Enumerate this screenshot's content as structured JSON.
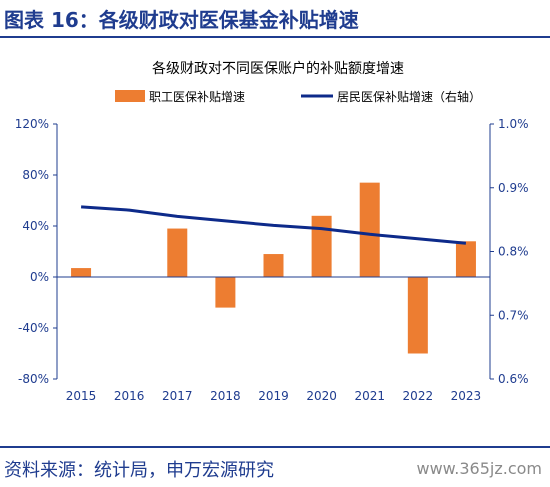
{
  "header": {
    "title": "图表 16：各级财政对医保基金补贴增速"
  },
  "footer": {
    "source": "资料来源：统计局，申万宏源研究",
    "watermark": "www.365jz.com"
  },
  "colors": {
    "accent": "#1f3c8f",
    "bar": "#ed7d31",
    "line": "#0d2a8a",
    "axis_text": "#1f3c8f"
  },
  "chart_data": {
    "type": "bar",
    "title": "各级财政对不同医保账户的补贴额度增速",
    "categories": [
      "2015",
      "2016",
      "2017",
      "2018",
      "2019",
      "2020",
      "2021",
      "2022",
      "2023"
    ],
    "series": [
      {
        "name": "职工医保补贴增速",
        "type": "bar",
        "axis": "left",
        "values": [
          7,
          0,
          38,
          -24,
          18,
          48,
          74,
          -60,
          28
        ]
      },
      {
        "name": "居民医保补贴增速（右轴）",
        "type": "line",
        "axis": "right",
        "values": [
          0.87,
          0.865,
          0.855,
          0.848,
          0.841,
          0.836,
          0.827,
          0.82,
          0.813
        ]
      }
    ],
    "left_axis": {
      "ylim": [
        -80,
        120
      ],
      "ticks": [
        "-80%",
        "-40%",
        "0%",
        "40%",
        "80%",
        "120%"
      ]
    },
    "right_axis": {
      "ylim": [
        0.6,
        1.0
      ],
      "ticks": [
        "0.6%",
        "0.7%",
        "0.8%",
        "0.9%",
        "1.0%"
      ]
    },
    "legend_position": "top",
    "grid": false
  }
}
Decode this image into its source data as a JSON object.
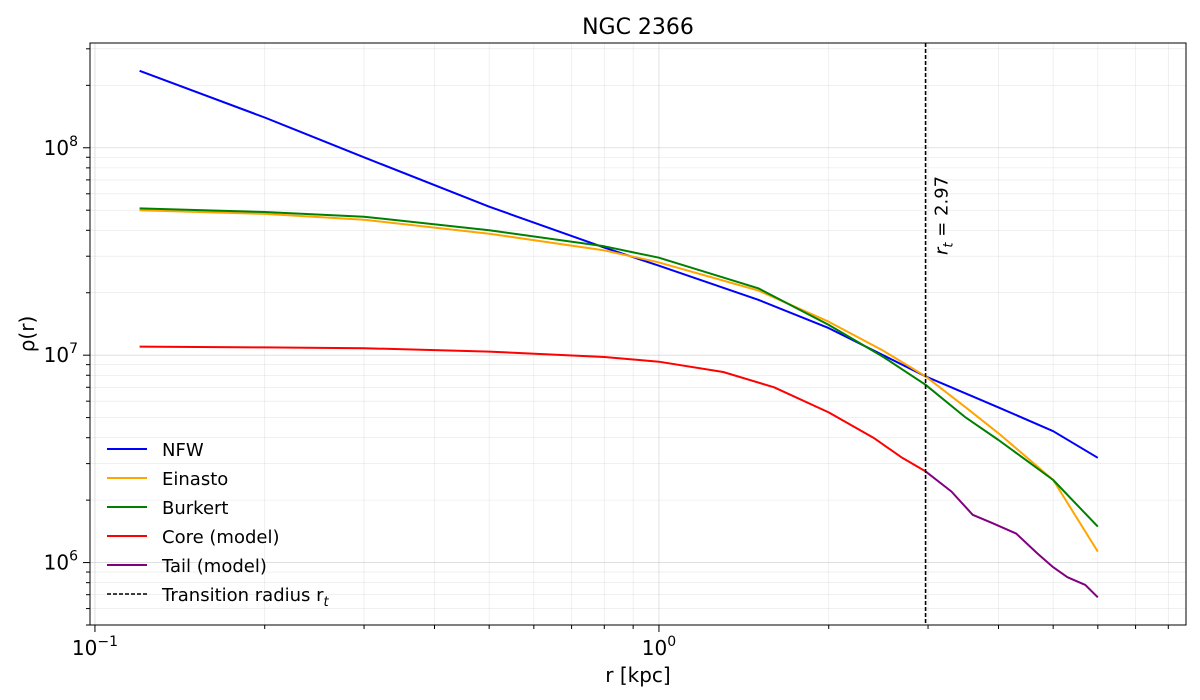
{
  "chart_data": {
    "type": "line",
    "title": "NGC 2366",
    "xlabel": "r [kpc]",
    "ylabel": "ρ(r)",
    "xscale": "log",
    "yscale": "log",
    "xlim": [
      0.098,
      8.6
    ],
    "ylim": [
      500000,
      320000000
    ],
    "x_ticks": [
      {
        "value": 0.1,
        "base": "10",
        "exp": "−1"
      },
      {
        "value": 1,
        "base": "10",
        "exp": "0"
      }
    ],
    "y_ticks": [
      {
        "value": 1000000,
        "base": "10",
        "exp": "6"
      },
      {
        "value": 10000000,
        "base": "10",
        "exp": "7"
      },
      {
        "value": 100000000,
        "base": "10",
        "exp": "8"
      }
    ],
    "grid": true,
    "legend_position": "lower-left",
    "series": [
      {
        "name": "NFW",
        "color": "#0000ff",
        "style": "solid",
        "points": [
          [
            0.12,
            235000000
          ],
          [
            0.2,
            140000000
          ],
          [
            0.3,
            90000000
          ],
          [
            0.5,
            52000000
          ],
          [
            0.8,
            33000000
          ],
          [
            1.0,
            27000000
          ],
          [
            1.5,
            18500000
          ],
          [
            2.0,
            13500000
          ],
          [
            2.97,
            7900000
          ],
          [
            4.0,
            5600000
          ],
          [
            5.0,
            4300000
          ],
          [
            6.0,
            3200000
          ]
        ]
      },
      {
        "name": "Einasto",
        "color": "#ffa500",
        "style": "solid",
        "points": [
          [
            0.12,
            50000000
          ],
          [
            0.2,
            48000000
          ],
          [
            0.3,
            45000000
          ],
          [
            0.5,
            38500000
          ],
          [
            0.8,
            32000000
          ],
          [
            1.0,
            28000000
          ],
          [
            1.5,
            20500000
          ],
          [
            2.0,
            14500000
          ],
          [
            2.5,
            10500000
          ],
          [
            2.97,
            7900000
          ],
          [
            3.5,
            5600000
          ],
          [
            4.0,
            4200000
          ],
          [
            5.0,
            2500000
          ],
          [
            6.0,
            1130000
          ]
        ]
      },
      {
        "name": "Burkert",
        "color": "#008000",
        "style": "solid",
        "points": [
          [
            0.12,
            51000000
          ],
          [
            0.2,
            49000000
          ],
          [
            0.3,
            46500000
          ],
          [
            0.5,
            40000000
          ],
          [
            0.8,
            33500000
          ],
          [
            1.0,
            29500000
          ],
          [
            1.5,
            21000000
          ],
          [
            2.0,
            14000000
          ],
          [
            2.5,
            9800000
          ],
          [
            2.97,
            7200000
          ],
          [
            3.5,
            5000000
          ],
          [
            4.0,
            3900000
          ],
          [
            5.0,
            2500000
          ],
          [
            6.0,
            1490000
          ]
        ]
      },
      {
        "name": "Core (model)",
        "color": "#ff0000",
        "style": "solid",
        "points": [
          [
            0.12,
            11000000
          ],
          [
            0.2,
            10900000
          ],
          [
            0.3,
            10800000
          ],
          [
            0.5,
            10400000
          ],
          [
            0.8,
            9800000
          ],
          [
            1.0,
            9300000
          ],
          [
            1.3,
            8300000
          ],
          [
            1.6,
            7000000
          ],
          [
            2.0,
            5300000
          ],
          [
            2.4,
            4000000
          ],
          [
            2.7,
            3200000
          ],
          [
            2.97,
            2750000
          ]
        ]
      },
      {
        "name": "Tail (model)",
        "color": "#800080",
        "style": "solid",
        "points": [
          [
            2.97,
            2750000
          ],
          [
            3.3,
            2200000
          ],
          [
            3.6,
            1700000
          ],
          [
            3.9,
            1550000
          ],
          [
            4.3,
            1380000
          ],
          [
            4.7,
            1100000
          ],
          [
            5.0,
            950000
          ],
          [
            5.3,
            850000
          ],
          [
            5.7,
            780000
          ],
          [
            6.0,
            680000
          ]
        ]
      }
    ],
    "vline": {
      "x": 2.97,
      "color": "#000000",
      "style": "dashed",
      "legend": "Transition radius r",
      "legend_sub": "t",
      "label_prefix": "r",
      "label_sub": "t",
      "label_rest": " = 2.97"
    }
  }
}
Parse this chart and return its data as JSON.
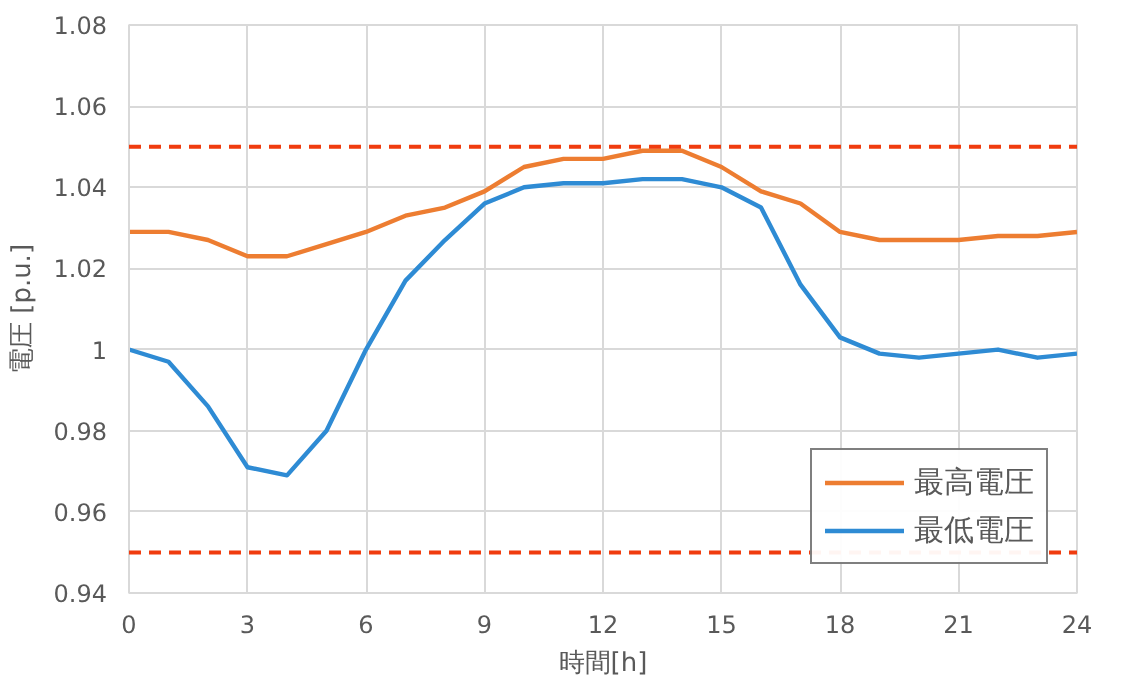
{
  "chart_data": {
    "type": "line",
    "xlabel": "時間[h]",
    "ylabel": "電圧 [p.u.]",
    "x": [
      0,
      1,
      2,
      3,
      4,
      5,
      6,
      7,
      8,
      9,
      10,
      11,
      12,
      13,
      14,
      15,
      16,
      17,
      18,
      19,
      20,
      21,
      22,
      23,
      24
    ],
    "series": [
      {
        "name": "最高電圧",
        "color": "#ed7d31",
        "values": [
          1.029,
          1.029,
          1.027,
          1.023,
          1.023,
          1.026,
          1.029,
          1.033,
          1.035,
          1.039,
          1.045,
          1.047,
          1.047,
          1.049,
          1.049,
          1.045,
          1.039,
          1.036,
          1.029,
          1.027,
          1.027,
          1.027,
          1.028,
          1.028,
          1.029
        ]
      },
      {
        "name": "最低電圧",
        "color": "#2e8bd4",
        "values": [
          1.0,
          0.997,
          0.986,
          0.971,
          0.969,
          0.98,
          1.0,
          1.017,
          1.027,
          1.036,
          1.04,
          1.041,
          1.041,
          1.042,
          1.042,
          1.04,
          1.035,
          1.016,
          1.003,
          0.999,
          0.998,
          0.999,
          1.0,
          0.998,
          0.999
        ]
      }
    ],
    "xlim": [
      0,
      24
    ],
    "xticks": [
      0,
      3,
      6,
      9,
      12,
      15,
      18,
      21,
      24
    ],
    "ylim": [
      0.94,
      1.08
    ],
    "yticks": [
      {
        "value": 0.94,
        "label": "0.94"
      },
      {
        "value": 0.96,
        "label": "0.96"
      },
      {
        "value": 0.98,
        "label": "0.98"
      },
      {
        "value": 1,
        "label": "1"
      },
      {
        "value": 1.02,
        "label": "1.02"
      },
      {
        "value": 1.04,
        "label": "1.04"
      },
      {
        "value": 1.06,
        "label": "1.06"
      },
      {
        "value": 1.08,
        "label": "1.08"
      }
    ],
    "ref_lines": [
      {
        "axis": "y",
        "value": 1.05,
        "color": "#f03c0f",
        "line_style": "dashed"
      },
      {
        "axis": "y",
        "value": 0.95,
        "color": "#f03c0f",
        "line_style": "dashed"
      }
    ],
    "grid": true,
    "legend": "bottom right",
    "marker": "none",
    "line_style": "solid"
  }
}
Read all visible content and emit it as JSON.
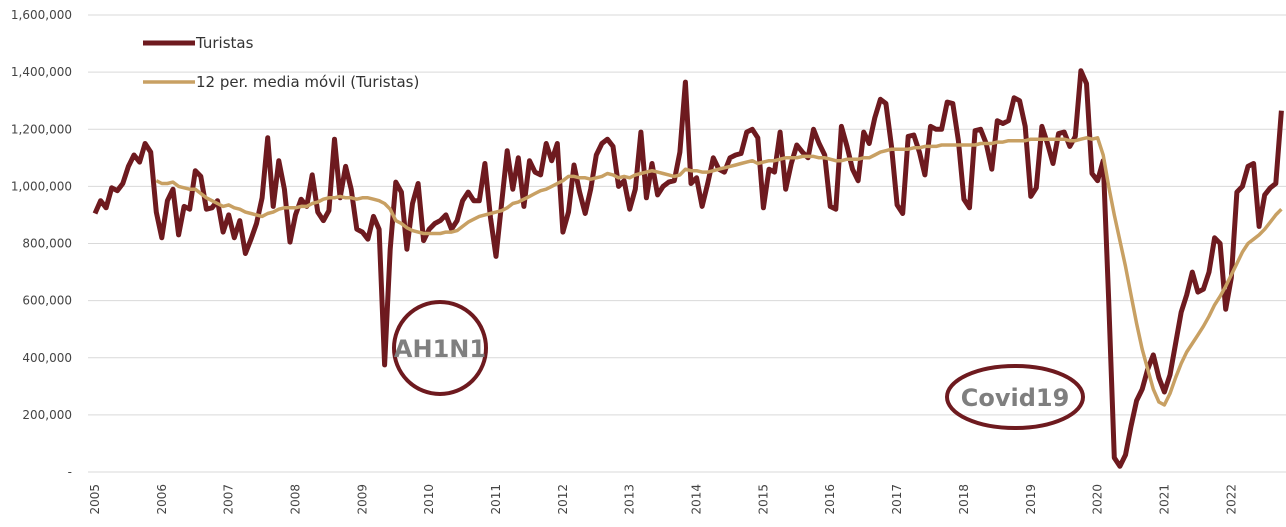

--------------------

◆ Task requirements ◆
Tell how many lines of the material above hold "JSON", answering with a bare number.

◆ Solution for this exercise ◆
4